▶ **Stated goal**:
Select each line where the word "Arbeitgebers" appears.

▶ **Dataset extract**:
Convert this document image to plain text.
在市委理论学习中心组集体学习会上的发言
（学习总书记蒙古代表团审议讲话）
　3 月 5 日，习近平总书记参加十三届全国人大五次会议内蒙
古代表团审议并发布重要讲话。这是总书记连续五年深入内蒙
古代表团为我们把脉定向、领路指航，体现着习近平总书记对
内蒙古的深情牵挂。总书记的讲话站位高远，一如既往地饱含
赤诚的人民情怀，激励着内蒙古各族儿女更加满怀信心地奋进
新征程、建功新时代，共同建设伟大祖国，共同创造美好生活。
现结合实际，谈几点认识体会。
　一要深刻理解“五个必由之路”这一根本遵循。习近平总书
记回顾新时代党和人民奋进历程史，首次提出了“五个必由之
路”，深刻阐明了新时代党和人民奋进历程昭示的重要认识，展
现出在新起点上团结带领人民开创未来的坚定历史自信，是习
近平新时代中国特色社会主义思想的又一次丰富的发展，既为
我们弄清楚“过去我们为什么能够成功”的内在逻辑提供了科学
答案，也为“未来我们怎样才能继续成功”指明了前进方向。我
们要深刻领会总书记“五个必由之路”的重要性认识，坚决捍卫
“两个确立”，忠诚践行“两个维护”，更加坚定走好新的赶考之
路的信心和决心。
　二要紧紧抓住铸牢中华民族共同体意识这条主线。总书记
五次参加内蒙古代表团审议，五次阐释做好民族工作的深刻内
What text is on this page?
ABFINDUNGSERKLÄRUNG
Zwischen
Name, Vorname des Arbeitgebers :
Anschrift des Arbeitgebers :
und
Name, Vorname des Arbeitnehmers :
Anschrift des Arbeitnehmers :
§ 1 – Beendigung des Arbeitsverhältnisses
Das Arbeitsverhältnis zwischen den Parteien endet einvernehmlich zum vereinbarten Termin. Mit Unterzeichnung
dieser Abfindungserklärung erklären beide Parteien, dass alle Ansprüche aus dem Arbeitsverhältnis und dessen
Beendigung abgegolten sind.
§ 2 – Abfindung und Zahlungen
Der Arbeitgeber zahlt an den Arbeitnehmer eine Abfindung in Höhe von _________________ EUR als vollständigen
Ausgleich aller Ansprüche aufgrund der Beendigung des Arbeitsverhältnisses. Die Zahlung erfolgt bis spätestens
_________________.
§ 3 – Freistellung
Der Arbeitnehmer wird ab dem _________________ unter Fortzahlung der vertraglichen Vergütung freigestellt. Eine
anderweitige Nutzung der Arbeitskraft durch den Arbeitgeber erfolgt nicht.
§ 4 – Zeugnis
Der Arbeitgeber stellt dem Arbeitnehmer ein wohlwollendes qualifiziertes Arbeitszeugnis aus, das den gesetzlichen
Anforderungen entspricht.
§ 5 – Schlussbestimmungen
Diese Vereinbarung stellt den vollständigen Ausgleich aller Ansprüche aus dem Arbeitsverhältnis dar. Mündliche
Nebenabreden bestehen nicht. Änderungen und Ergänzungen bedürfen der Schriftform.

▶ **Result**:
Name, Vorname des Arbeitgebers :
Anschrift des Arbeitgebers :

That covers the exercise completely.